(begin)

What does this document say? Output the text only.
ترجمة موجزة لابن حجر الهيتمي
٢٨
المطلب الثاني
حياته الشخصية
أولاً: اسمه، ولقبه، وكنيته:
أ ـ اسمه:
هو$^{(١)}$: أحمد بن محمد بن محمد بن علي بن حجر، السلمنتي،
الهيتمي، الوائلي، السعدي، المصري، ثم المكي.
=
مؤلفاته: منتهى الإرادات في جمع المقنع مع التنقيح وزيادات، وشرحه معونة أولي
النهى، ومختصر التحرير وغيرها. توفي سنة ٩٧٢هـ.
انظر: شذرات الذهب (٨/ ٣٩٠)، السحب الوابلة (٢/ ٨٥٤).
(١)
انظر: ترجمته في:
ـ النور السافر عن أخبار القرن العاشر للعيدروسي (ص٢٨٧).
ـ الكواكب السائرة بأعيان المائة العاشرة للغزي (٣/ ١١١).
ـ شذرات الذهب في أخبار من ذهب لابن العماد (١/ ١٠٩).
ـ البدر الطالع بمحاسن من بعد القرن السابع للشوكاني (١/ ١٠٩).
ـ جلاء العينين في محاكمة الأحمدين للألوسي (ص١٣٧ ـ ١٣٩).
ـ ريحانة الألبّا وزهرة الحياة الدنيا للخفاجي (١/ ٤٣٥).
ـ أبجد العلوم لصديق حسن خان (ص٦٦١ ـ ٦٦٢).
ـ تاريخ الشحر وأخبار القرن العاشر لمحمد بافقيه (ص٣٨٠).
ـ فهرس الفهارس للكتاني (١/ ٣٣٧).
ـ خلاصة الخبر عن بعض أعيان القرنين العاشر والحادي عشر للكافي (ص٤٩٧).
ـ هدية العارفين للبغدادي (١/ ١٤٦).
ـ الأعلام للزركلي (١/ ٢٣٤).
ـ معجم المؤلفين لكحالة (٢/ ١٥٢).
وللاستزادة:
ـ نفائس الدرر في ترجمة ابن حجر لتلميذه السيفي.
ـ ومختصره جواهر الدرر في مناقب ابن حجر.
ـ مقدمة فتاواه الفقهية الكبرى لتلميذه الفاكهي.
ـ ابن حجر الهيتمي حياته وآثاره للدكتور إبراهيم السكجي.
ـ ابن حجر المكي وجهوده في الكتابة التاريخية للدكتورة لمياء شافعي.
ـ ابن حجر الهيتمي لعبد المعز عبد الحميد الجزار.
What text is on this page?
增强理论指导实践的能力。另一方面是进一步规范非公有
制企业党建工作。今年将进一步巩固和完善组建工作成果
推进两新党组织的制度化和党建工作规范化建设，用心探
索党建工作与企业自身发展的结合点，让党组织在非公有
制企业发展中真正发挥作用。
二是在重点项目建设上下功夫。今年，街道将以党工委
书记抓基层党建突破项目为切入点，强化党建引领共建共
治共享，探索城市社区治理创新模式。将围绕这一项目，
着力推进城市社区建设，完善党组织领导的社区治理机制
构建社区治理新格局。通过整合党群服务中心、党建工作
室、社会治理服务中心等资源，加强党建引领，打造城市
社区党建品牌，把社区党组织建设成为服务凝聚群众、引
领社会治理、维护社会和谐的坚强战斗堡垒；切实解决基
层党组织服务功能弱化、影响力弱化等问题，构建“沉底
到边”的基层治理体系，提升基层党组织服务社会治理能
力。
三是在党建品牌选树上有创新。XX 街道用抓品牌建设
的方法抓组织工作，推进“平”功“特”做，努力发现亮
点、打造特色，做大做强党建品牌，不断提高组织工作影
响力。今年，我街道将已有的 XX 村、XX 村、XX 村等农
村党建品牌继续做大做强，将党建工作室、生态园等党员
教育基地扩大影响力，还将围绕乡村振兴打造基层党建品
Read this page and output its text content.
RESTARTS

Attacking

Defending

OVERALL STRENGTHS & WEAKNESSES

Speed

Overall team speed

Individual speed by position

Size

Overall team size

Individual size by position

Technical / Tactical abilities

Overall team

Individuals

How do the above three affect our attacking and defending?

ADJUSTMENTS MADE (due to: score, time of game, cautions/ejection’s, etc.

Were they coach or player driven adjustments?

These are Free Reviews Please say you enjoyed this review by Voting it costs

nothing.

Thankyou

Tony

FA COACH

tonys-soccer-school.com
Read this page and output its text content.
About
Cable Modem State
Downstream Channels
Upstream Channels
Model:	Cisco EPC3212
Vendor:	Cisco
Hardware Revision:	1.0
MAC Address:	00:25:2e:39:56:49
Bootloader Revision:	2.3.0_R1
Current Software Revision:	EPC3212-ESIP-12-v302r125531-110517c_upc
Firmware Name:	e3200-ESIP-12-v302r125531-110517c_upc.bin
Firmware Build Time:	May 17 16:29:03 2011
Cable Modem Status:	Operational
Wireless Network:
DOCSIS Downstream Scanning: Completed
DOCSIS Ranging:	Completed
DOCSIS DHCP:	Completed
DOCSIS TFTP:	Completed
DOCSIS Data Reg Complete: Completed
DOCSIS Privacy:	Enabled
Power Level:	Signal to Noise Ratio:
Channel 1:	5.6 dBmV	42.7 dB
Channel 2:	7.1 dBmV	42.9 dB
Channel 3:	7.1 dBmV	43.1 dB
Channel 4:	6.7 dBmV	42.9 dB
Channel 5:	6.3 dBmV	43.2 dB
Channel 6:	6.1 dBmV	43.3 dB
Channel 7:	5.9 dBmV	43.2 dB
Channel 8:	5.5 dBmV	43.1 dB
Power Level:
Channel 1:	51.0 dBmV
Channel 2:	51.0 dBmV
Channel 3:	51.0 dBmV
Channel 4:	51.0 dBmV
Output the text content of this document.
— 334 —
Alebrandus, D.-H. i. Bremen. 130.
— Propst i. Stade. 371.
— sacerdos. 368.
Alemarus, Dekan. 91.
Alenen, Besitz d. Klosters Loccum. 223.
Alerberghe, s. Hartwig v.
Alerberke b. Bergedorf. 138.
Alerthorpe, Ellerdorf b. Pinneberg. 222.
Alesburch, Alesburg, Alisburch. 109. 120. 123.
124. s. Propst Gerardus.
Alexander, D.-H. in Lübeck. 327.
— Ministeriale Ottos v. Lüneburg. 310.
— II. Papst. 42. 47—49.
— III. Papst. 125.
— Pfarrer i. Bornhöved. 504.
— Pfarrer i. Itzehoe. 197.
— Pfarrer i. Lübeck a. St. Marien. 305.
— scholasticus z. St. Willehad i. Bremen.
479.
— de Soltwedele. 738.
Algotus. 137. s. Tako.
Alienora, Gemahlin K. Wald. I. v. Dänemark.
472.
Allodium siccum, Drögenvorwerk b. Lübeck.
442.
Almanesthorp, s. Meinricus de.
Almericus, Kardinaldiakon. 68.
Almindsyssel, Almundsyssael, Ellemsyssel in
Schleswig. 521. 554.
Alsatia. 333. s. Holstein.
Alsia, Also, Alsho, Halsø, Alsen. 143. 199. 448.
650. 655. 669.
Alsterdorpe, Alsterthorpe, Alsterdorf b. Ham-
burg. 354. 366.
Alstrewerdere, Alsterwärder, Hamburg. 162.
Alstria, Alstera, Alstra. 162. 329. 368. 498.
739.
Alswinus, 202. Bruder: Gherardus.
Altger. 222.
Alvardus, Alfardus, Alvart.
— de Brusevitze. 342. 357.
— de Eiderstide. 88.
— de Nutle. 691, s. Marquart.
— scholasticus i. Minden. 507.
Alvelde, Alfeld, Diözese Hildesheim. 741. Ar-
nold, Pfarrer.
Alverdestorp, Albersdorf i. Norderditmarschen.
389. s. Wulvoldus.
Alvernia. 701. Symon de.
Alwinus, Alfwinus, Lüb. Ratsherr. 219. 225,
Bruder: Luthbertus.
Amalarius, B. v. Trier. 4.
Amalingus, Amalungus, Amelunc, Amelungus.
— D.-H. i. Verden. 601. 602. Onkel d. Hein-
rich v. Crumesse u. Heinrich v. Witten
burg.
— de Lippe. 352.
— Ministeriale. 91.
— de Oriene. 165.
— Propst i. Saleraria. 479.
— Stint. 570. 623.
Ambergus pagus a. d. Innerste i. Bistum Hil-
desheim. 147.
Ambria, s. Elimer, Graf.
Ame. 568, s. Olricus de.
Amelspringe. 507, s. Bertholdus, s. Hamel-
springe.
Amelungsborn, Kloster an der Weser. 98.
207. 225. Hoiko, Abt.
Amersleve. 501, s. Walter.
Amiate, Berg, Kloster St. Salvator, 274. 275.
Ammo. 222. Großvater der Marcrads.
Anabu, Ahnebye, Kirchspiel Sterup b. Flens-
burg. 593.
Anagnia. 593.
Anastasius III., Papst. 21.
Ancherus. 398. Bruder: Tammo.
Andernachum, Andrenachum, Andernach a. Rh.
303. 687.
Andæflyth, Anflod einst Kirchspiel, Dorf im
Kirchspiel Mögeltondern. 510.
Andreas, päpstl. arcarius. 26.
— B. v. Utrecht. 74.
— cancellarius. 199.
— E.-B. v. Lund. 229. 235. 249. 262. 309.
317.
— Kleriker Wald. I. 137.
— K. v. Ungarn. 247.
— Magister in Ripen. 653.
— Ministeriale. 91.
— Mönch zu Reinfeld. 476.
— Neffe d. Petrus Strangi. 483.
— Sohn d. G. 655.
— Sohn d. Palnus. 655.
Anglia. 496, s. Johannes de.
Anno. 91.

(end)

> REQUIRED TASK: Pull out every line holding "Downstream" from the records above, and copy it.

> THE COMPLETED TASK:
Downstream Channels
DOCSIS Downstream Scanning: Completed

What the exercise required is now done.